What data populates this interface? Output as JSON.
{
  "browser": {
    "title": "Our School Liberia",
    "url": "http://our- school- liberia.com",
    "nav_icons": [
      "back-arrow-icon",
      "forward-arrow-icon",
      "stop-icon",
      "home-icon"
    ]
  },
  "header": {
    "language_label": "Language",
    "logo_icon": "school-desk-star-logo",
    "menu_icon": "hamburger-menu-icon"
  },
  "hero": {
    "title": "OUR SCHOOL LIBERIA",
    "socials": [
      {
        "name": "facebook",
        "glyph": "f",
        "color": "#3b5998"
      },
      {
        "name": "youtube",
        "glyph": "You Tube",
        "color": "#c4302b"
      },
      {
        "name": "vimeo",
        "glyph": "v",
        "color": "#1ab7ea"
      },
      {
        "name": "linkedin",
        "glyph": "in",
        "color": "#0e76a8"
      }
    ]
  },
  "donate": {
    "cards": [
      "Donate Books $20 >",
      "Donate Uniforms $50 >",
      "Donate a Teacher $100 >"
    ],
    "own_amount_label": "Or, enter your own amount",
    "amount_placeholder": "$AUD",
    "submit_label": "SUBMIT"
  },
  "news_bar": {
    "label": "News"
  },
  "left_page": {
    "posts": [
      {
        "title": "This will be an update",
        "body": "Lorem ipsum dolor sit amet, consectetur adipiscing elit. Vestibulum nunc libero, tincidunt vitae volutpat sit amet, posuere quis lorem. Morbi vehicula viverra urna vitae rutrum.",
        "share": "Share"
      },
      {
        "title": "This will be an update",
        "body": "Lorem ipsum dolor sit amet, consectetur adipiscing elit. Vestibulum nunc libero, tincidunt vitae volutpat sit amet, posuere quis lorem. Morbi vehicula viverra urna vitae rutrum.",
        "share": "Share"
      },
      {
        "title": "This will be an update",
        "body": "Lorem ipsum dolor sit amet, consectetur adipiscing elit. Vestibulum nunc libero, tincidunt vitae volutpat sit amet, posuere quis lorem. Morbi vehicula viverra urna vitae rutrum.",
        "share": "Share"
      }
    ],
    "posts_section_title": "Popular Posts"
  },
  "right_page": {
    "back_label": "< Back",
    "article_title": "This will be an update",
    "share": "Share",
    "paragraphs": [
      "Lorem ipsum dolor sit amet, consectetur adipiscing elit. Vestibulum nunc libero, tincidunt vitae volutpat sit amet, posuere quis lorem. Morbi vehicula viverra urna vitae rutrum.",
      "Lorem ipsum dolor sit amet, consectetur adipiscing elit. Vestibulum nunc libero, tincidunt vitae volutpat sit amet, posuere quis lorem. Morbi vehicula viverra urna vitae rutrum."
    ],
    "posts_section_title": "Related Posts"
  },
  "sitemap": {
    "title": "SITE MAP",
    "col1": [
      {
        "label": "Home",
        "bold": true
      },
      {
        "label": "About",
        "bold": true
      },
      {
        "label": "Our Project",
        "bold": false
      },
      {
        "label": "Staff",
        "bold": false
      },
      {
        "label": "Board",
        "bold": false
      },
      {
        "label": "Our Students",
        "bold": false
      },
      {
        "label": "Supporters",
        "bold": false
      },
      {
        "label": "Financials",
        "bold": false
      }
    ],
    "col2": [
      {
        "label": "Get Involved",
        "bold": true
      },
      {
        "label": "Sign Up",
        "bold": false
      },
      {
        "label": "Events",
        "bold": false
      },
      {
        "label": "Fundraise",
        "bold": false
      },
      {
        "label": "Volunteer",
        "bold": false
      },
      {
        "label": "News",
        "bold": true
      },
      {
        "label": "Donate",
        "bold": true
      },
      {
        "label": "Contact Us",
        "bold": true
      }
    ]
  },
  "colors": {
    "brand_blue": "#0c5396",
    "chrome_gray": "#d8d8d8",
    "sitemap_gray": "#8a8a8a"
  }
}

- [Instructions for the task] Your task is to retype all of the records exactly.

- [Full response]
What data populates this interface? Output as JSON.
{
  "browser": {
    "title": "Our School Liberia",
    "url": "http://our- school- liberia.com",
    "nav_icons": [
      "back-arrow-icon",
      "forward-arrow-icon",
      "stop-icon",
      "home-icon"
    ]
  },
  "header": {
    "language_label": "Language",
    "logo_icon": "school-desk-star-logo",
    "menu_icon": "hamburger-menu-icon"
  },
  "hero": {
    "title": "OUR SCHOOL LIBERIA",
    "socials": [
      {
        "name": "facebook",
        "glyph": "f",
        "color": "#3b5998"
      },
      {
        "name": "youtube",
        "glyph": "You Tube",
        "color": "#c4302b"
      },
      {
        "name": "vimeo",
        "glyph": "v",
        "color": "#1ab7ea"
      },
      {
        "name": "linkedin",
        "glyph": "in",
        "color": "#0e76a8"
      }
    ]
  },
  "donate": {
    "cards": [
      "Donate Books $20 >",
      "Donate Uniforms $50 >",
      "Donate a Teacher $100 >"
    ],
    "own_amount_label": "Or, enter your own amount",
    "amount_placeholder": "$AUD",
    "submit_label": "SUBMIT"
  },
  "news_bar": {
    "label": "News"
  },
  "left_page": {
    "posts": [
      {
        "title": "This will be an update",
        "body": "Lorem ipsum dolor sit amet, consectetur adipiscing elit. Vestibulum nunc libero, tincidunt vitae volutpat sit amet, posuere quis lorem. Morbi vehicula viverra urna vitae rutrum.",
        "share": "Share"
      },
      {
        "title": "This will be an update",
        "body": "Lorem ipsum dolor sit amet, consectetur adipiscing elit. Vestibulum nunc libero, tincidunt vitae volutpat sit amet, posuere quis lorem. Morbi vehicula viverra urna vitae rutrum.",
        "share": "Share"
      },
      {
        "title": "This will be an update",
        "body": "Lorem ipsum dolor sit amet, consectetur adipiscing elit. Vestibulum nunc libero, tincidunt vitae volutpat sit amet, posuere quis lorem. Morbi vehicula viverra urna vitae rutrum.",
        "share": "Share"
      }
    ],
    "posts_section_title": "Popular Posts"
  },
  "right_page": {
    "back_label": "< Back",
    "article_title": "This will be an update",
    "share": "Share",
    "paragraphs": [
      "Lorem ipsum dolor sit amet, consectetur adipiscing elit. Vestibulum nunc libero, tincidunt vitae volutpat sit amet, posuere quis lorem. Morbi vehicula viverra urna vitae rutrum.",
      "Lorem ipsum dolor sit amet, consectetur adipiscing elit. Vestibulum nunc libero, tincidunt vitae volutpat sit amet, posuere quis lorem. Morbi vehicula viverra urna vitae rutrum."
    ],
    "posts_section_title": "Related Posts"
  },
  "sitemap": {
    "title": "SITE MAP",
    "col1": [
      {
        "label": "Home",
        "bold": true
      },
      {
        "label": "About",
        "bold": true
      },
      {
        "label": "Our Project",
        "bold": false
      },
      {
        "label": "Staff",
        "bold": false
      },
      {
        "label": "Board",
        "bold": false
      },
      {
        "label": "Our Students",
        "bold": false
      },
      {
        "label": "Supporters",
        "bold": false
      },
      {
        "label": "Financials",
        "bold": false
      }
    ],
    "col2": [
      {
        "label": "Get Involved",
        "bold": true
      },
      {
        "label": "Sign Up",
        "bold": false
      },
      {
        "label": "Events",
        "bold": false
      },
      {
        "label": "Fundraise",
        "bold": false
      },
      {
        "label": "Volunteer",
        "bold": false
      },
      {
        "label": "News",
        "bold": true
      },
      {
        "label": "Donate",
        "bold": true
      },
      {
        "label": "Contact Us",
        "bold": true
      }
    ]
  },
  "colors": {
    "brand_blue": "#0c5396",
    "chrome_gray": "#d8d8d8",
    "sitemap_gray": "#8a8a8a"
  }
}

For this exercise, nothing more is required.